→ **Exercise brief**
Note how many lines hold "apresenta" and report that number by itself.

→ **Dataset content**
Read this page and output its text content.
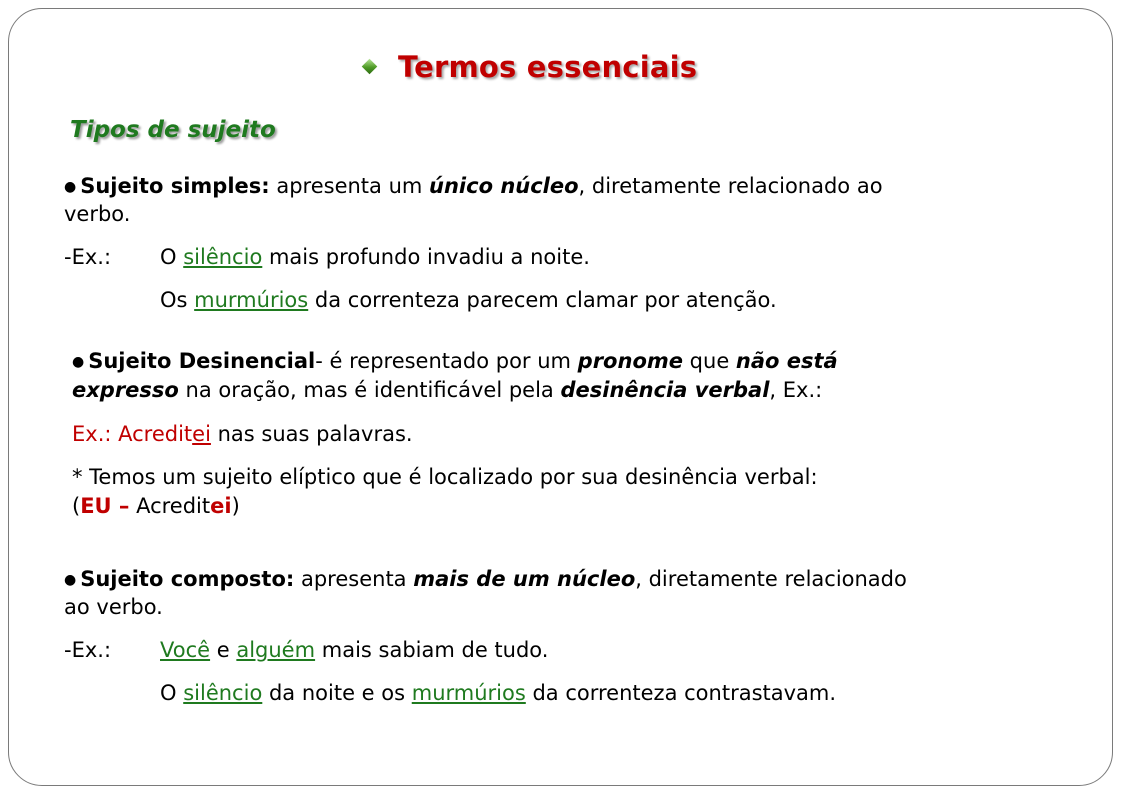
Termos essenciais
Tipos de sujeito
● Sujeito simples: apresenta um único núcleo, diretamente relacionado ao
verbo.
-Ex.: O silêncio mais profundo invadiu a noite.
Os murmúrios da correnteza parecem clamar por atenção.
● Sujeito Desinencial- é representado por um pronome que não está
expresso na oração, mas é identificável pela desinência verbal, Ex.:
Ex.: Acreditei nas suas palavras.
* Temos um sujeito elíptico que é localizado por sua desinência verbal:
(EU – Acreditei)
● Sujeito composto: apresenta mais de um núcleo, diretamente relacionado
ao verbo.
-Ex.: Você e alguém mais sabiam de tudo.
O silêncio da noite e os murmúrios da correnteza contrastavam.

→ **Complete output**
2